Goal of the exercise :: In the entries that follow, find each line with the word "growth" and copy it.

Records provided ::
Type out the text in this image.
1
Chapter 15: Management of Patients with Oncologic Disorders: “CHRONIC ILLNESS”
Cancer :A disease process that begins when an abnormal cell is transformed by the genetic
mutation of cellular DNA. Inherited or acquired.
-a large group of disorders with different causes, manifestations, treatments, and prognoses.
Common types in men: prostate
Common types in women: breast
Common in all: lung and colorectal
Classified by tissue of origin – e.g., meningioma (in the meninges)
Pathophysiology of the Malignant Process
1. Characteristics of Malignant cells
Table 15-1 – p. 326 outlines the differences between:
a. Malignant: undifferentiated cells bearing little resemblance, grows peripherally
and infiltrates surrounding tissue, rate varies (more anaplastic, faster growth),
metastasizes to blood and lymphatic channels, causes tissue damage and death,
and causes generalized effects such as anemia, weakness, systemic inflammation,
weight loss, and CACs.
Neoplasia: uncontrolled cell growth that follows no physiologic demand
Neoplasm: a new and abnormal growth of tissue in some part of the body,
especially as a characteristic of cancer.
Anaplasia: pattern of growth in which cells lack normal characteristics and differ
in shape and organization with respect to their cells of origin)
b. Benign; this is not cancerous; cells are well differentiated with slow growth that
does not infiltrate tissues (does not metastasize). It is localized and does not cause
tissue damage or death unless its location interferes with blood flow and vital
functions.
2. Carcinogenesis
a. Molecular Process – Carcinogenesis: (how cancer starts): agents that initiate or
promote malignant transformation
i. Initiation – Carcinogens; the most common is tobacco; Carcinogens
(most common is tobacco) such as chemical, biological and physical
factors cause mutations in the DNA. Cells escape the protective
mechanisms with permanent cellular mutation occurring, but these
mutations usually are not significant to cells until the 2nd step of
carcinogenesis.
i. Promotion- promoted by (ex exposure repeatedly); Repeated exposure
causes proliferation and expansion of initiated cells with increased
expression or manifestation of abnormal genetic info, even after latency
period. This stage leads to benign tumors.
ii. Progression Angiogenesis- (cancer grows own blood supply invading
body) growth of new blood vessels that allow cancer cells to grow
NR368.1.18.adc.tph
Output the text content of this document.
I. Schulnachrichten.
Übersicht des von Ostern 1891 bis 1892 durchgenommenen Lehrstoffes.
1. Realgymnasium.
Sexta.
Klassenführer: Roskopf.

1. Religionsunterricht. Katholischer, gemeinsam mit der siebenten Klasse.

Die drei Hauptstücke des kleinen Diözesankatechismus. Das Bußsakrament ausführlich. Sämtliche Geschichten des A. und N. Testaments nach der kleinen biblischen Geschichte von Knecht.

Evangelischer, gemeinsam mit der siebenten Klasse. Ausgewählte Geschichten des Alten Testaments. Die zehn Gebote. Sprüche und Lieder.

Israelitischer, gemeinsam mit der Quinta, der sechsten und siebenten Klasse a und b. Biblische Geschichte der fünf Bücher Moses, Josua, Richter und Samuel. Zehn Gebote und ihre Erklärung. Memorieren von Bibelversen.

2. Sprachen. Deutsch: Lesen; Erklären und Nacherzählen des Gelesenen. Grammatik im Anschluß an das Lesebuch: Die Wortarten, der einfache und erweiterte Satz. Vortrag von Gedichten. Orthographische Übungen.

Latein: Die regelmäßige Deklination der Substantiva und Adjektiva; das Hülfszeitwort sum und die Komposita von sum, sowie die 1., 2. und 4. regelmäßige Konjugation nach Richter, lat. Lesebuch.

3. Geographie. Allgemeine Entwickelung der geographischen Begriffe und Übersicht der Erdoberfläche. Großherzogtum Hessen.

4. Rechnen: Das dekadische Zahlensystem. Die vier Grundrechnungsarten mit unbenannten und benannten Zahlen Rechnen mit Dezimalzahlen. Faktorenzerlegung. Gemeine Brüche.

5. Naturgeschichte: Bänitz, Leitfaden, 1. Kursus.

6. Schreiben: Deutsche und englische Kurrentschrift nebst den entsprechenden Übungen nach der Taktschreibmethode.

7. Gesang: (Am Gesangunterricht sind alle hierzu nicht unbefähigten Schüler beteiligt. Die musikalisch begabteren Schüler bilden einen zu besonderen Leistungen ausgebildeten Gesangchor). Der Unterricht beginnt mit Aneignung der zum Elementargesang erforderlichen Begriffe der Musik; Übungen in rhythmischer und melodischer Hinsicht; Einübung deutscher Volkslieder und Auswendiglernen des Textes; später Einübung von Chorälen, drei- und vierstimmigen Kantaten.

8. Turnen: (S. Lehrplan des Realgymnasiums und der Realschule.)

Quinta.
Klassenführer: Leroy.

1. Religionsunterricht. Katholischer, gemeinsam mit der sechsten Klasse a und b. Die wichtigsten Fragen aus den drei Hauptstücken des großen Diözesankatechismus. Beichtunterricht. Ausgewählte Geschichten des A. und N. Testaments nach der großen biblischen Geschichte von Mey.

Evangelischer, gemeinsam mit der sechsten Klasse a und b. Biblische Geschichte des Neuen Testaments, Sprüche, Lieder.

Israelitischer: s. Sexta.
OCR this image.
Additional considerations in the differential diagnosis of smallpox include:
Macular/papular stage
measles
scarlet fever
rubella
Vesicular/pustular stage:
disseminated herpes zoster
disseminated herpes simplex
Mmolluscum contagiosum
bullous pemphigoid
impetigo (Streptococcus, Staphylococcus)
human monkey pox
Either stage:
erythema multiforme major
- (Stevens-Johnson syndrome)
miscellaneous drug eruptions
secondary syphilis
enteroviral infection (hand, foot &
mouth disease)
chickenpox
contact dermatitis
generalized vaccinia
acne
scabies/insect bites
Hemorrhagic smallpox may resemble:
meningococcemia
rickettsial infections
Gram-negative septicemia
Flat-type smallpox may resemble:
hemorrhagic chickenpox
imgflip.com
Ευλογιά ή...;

The completed task ::
and infiltrates surrounding tissue, rate varies (more anaplastic, faster growth),
Neoplasia: uncontrolled cell growth that follows no physiologic demand
Neoplasm: a new and abnormal growth of tissue in some part of the body,
Anaplasia: pattern of growth in which cells lack normal characteristics and differ
b. Benign; this is not cancerous; cells are well differentiated with slow growth that
body) growth of new blood vessels that allow cancer cells to grow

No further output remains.